**Dataset records:**
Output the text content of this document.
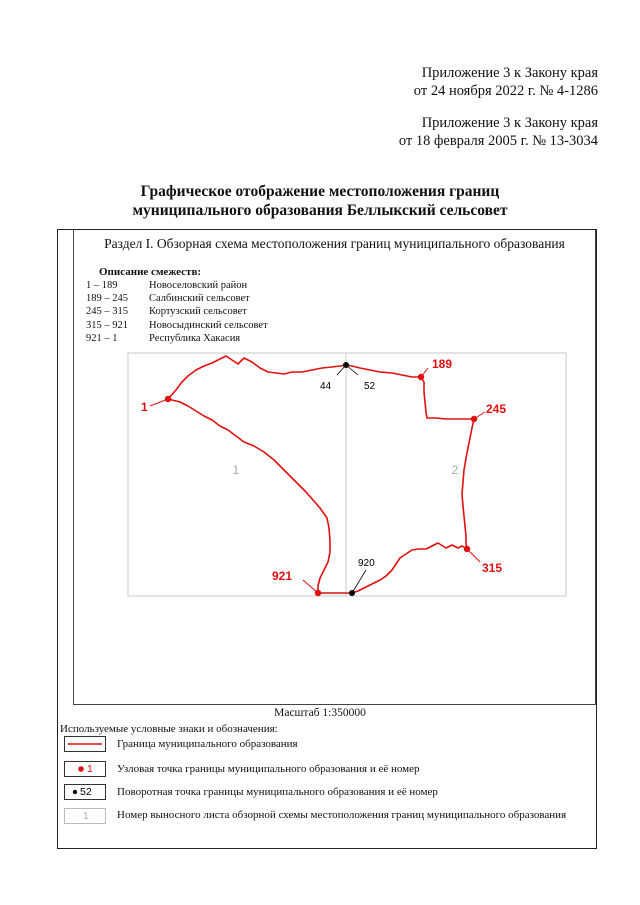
Приложение 3 к Закону края
от 24 ноября 2022 г. № 4-1286
Приложение 3 к Закону края
от 18 февраля 2005 г. № 13-3034
Графическое отображение местоположения границ
муниципального образования Беллыкский сельсовет
Раздел I. Обзорная схема местоположения границ муниципального образования
Описание смежеств:
1 – 189	Новоселовский район
189 – 245 Салбинский сельсовет
245 – 315 Кортузский сельсовет
315 – 921 Новосыдинский сельсовет
921 – 1	Республика Хакасия
1	2
1
189
245
315
921
44	52
920
Масштаб 1:350000
Используемые условные знаки и обозначения:
Граница муниципального образования
1 Узловая точка границы муниципального образования и её номер
52 Поворотная точка границы муниципального образования и её номер
1	Номер выносного листа обзорной схемы местоположения границ муниципального образования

**Written exercise:** Repeat verbatim all the material, but not the pictures.

**Exercise output:**
Output the text content of this document.
Приложение 3 к Закону края
от 24 ноября 2022 г. № 4-1286
Приложение 3 к Закону края
от 18 февраля 2005 г. № 13-3034
Графическое отображение местоположения границ
муниципального образования Беллыкский сельсовет
Раздел I. Обзорная схема местоположения границ муниципального образования
Описание смежеств:
1 – 189	Новоселовский район
189 – 245 Салбинский сельсовет
245 – 315 Кортузский сельсовет
315 – 921 Новосыдинский сельсовет
921 – 1	Республика Хакасия
1	2
1
189
245
315
921
44	52
920
Масштаб 1:350000
Используемые условные знаки и обозначения:
Граница муниципального образования
1 Узловая точка границы муниципального образования и её номер
52 Поворотная точка границы муниципального образования и её номер
1	Номер выносного листа обзорной схемы местоположения границ муниципального образования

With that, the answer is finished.